Chart and figure data:
══════════

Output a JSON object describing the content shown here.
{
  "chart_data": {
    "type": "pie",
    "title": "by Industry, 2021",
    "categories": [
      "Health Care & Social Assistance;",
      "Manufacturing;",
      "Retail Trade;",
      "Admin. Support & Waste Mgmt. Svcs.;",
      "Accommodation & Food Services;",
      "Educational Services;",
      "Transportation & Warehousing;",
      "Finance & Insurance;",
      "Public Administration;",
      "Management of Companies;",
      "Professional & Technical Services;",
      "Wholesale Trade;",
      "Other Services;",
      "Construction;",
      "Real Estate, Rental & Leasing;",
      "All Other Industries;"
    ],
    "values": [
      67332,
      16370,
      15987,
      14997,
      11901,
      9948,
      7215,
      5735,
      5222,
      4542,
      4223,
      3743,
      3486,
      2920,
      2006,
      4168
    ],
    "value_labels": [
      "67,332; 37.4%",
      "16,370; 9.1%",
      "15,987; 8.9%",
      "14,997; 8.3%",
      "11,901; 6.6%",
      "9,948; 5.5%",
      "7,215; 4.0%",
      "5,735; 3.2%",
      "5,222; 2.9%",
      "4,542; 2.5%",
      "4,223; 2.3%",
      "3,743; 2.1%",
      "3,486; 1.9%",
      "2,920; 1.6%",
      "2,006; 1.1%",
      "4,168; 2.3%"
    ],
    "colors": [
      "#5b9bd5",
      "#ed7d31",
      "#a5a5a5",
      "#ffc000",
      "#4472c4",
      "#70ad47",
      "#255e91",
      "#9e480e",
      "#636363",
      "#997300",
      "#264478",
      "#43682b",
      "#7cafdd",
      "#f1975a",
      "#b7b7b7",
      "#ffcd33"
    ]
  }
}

══════════

## SET PROBLEM:
Return all of the above records exactly, leaving no line out.

## REPLY:
Output a JSON object describing the content shown here.
{
  "chart_data": {
    "type": "pie",
    "title": "by Industry, 2021",
    "categories": [
      "Health Care & Social Assistance;",
      "Manufacturing;",
      "Retail Trade;",
      "Admin. Support & Waste Mgmt. Svcs.;",
      "Accommodation & Food Services;",
      "Educational Services;",
      "Transportation & Warehousing;",
      "Finance & Insurance;",
      "Public Administration;",
      "Management of Companies;",
      "Professional & Technical Services;",
      "Wholesale Trade;",
      "Other Services;",
      "Construction;",
      "Real Estate, Rental & Leasing;",
      "All Other Industries;"
    ],
    "values": [
      67332,
      16370,
      15987,
      14997,
      11901,
      9948,
      7215,
      5735,
      5222,
      4542,
      4223,
      3743,
      3486,
      2920,
      2006,
      4168
    ],
    "value_labels": [
      "67,332; 37.4%",
      "16,370; 9.1%",
      "15,987; 8.9%",
      "14,997; 8.3%",
      "11,901; 6.6%",
      "9,948; 5.5%",
      "7,215; 4.0%",
      "5,735; 3.2%",
      "5,222; 2.9%",
      "4,542; 2.5%",
      "4,223; 2.3%",
      "3,743; 2.1%",
      "3,486; 1.9%",
      "2,920; 1.6%",
      "2,006; 1.1%",
      "4,168; 2.3%"
    ],
    "colors": [
      "#5b9bd5",
      "#ed7d31",
      "#a5a5a5",
      "#ffc000",
      "#4472c4",
      "#70ad47",
      "#255e91",
      "#9e480e",
      "#636363",
      "#997300",
      "#264478",
      "#43682b",
      "#7cafdd",
      "#f1975a",
      "#b7b7b7",
      "#ffcd33"
    ]
  }
}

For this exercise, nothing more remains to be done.